**** Records provided ****

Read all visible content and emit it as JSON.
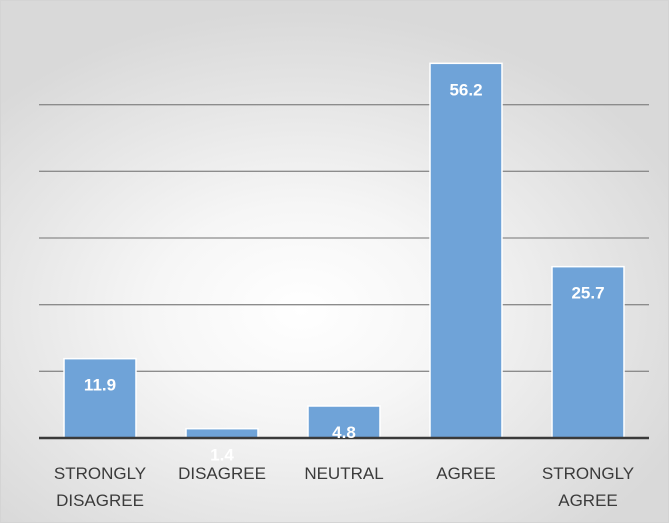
{
  "chart_data": {
    "type": "bar",
    "title": "",
    "xlabel": "",
    "ylabel": "",
    "categories": [
      "STRONGLY DISAGREE",
      "DISAGREE",
      "NEUTRAL",
      "AGREE",
      "STRONGLY AGREE"
    ],
    "category_lines": [
      [
        "STRONGLY",
        "DISAGREE"
      ],
      [
        "DISAGREE"
      ],
      [
        "NEUTRAL"
      ],
      [
        "AGREE"
      ],
      [
        "STRONGLY",
        "AGREE"
      ]
    ],
    "values": [
      11.9,
      1.4,
      4.8,
      56.2,
      25.7
    ],
    "data_labels": [
      "11.9",
      "1.4",
      "4.8",
      "56.2",
      "25.7"
    ],
    "ylim": [
      0,
      60
    ],
    "grid": true,
    "legend": "none",
    "bar_color": "#6fa3d8",
    "label_color": "#ffffff"
  }
}
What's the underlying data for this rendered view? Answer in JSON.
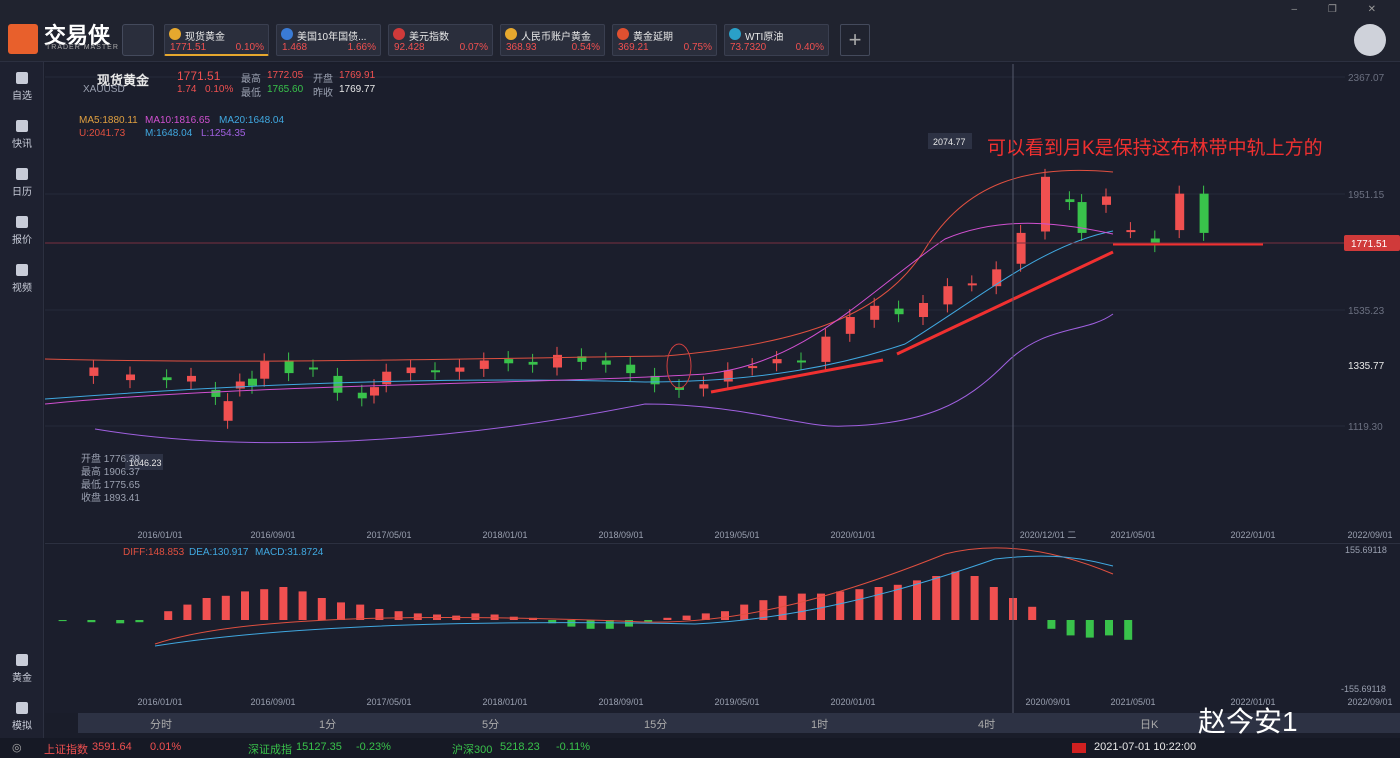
{
  "app": {
    "name": "交易侠",
    "sub": "TRADER MASTER"
  },
  "tabs": [
    {
      "name": "现货黄金",
      "price": "1771.51",
      "change": "0.10%",
      "icon": "gold-icon",
      "color": "#e6a82e"
    },
    {
      "name": "美国10年国债...",
      "price": "1.468",
      "change": "1.66%",
      "icon": "bar-chart-icon",
      "color": "#3a7bd5"
    },
    {
      "name": "美元指数",
      "price": "92.428",
      "change": "0.07%",
      "icon": "us-flag-icon",
      "color": "#d03a3a"
    },
    {
      "name": "人民币账户黄金",
      "price": "368.93",
      "change": "0.54%",
      "icon": "gold-icon",
      "color": "#e6a82e"
    },
    {
      "name": "黄金延期",
      "price": "369.21",
      "change": "0.75%",
      "icon": "gold-bar-icon",
      "color": "#e05030"
    },
    {
      "name": "WTI原油",
      "price": "73.7320",
      "change": "0.40%",
      "icon": "oil-icon",
      "color": "#2aa0c8"
    }
  ],
  "sidebar": [
    "自选",
    "快讯",
    "日历",
    "报价",
    "视频"
  ],
  "sidebar_bottom": [
    "黄金",
    "模拟"
  ],
  "symbol": {
    "name": "现货黄金",
    "code": "XAUUSD",
    "price": "1771.51",
    "chg": "1.74",
    "pct": "0.10%",
    "high_l": "最高",
    "high": "1772.05",
    "open_l": "开盘",
    "open": "1769.91",
    "low_l": "最低",
    "low": "1765.60",
    "prev_l": "昨收",
    "prev": "1769.77"
  },
  "ma": {
    "ma5": "MA5:1880.11",
    "ma10": "MA10:1816.65",
    "ma20": "MA20:1648.04",
    "u": "U:2041.73",
    "m": "M:1648.04",
    "l": "L:1254.35"
  },
  "ohlc_box": {
    "open": "开盘 1776.39",
    "high": "最高 1906.37",
    "low": "最低 1775.65",
    "close": "收盘 1893.41"
  },
  "annotation": "可以看到月K是保持这布林带中轨上方的",
  "price_labels": {
    "p1": "2367.07",
    "p2": "1951.15",
    "p3": "1535.23",
    "p4": "1119.30",
    "current": "1771.51",
    "alert": "1335.77",
    "peak": "2074.77",
    "low": "1046.23"
  },
  "x_dates": [
    "2016/01/01",
    "2016/09/01",
    "2017/05/01",
    "2018/01/01",
    "2018/09/01",
    "2019/05/01",
    "2020/01/01",
    "2020/12/01 二",
    "2021/05/01",
    "2022/01/01",
    "2022/09/01"
  ],
  "x_dates_sub": [
    "2016/01/01",
    "2016/09/01",
    "2017/05/01",
    "2018/01/01",
    "2018/09/01",
    "2019/05/01",
    "2020/01/01",
    "2020/09/01",
    "2021/05/01",
    "2022/01/01",
    "2022/09/01"
  ],
  "macd": {
    "diff": "DIFF:148.853",
    "dea": "DEA:130.917",
    "macd": "MACD:31.8724",
    "top": "155.69118",
    "bottom": "-155.69118"
  },
  "periods": [
    "分时",
    "1分",
    "5分",
    "15分",
    "1时",
    "4时",
    "日K"
  ],
  "status": {
    "sh_name": "上证指数",
    "sh_val": "3591.64",
    "sh_pct": "0.01%",
    "sz_name": "深证成指",
    "sz_val": "15127.35",
    "sz_pct": "-0.23%",
    "hs_name": "沪深300",
    "hs_val": "5218.23",
    "hs_pct": "-0.11%",
    "datetime": "2021-07-01 10:22:00"
  },
  "watermark": "赵今安1",
  "chart_data": {
    "type": "candlestick",
    "title": "现货黄金 XAUUSD 月K",
    "candles_count": 68,
    "ylim": [
      1000,
      2367.07
    ],
    "colors": {
      "up": "#f05050",
      "down": "#39c24b"
    }
  }
}
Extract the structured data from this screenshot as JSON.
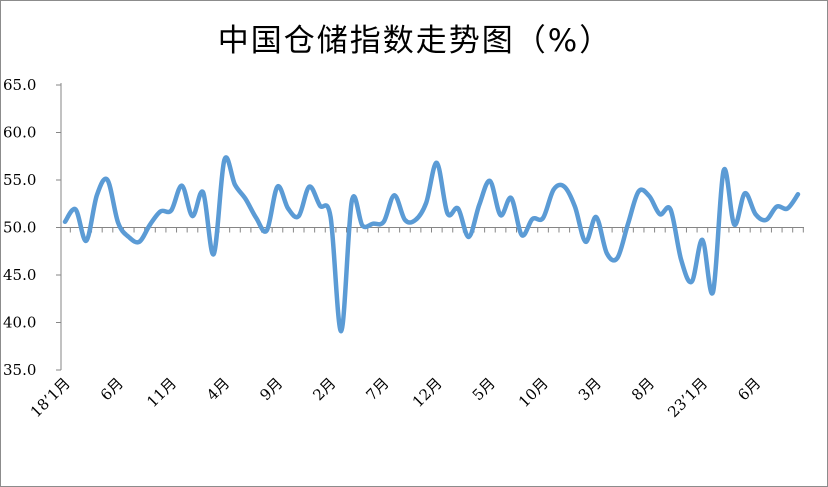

****

▶ **Task statement**: Show every line of the records above that contains the word "STRONGLY".

▶ **Right answer**:
      "STRONGLY DISAGREE",
      "STRONGLY AGREE"
        "STRONGLY",
        "STRONGLY",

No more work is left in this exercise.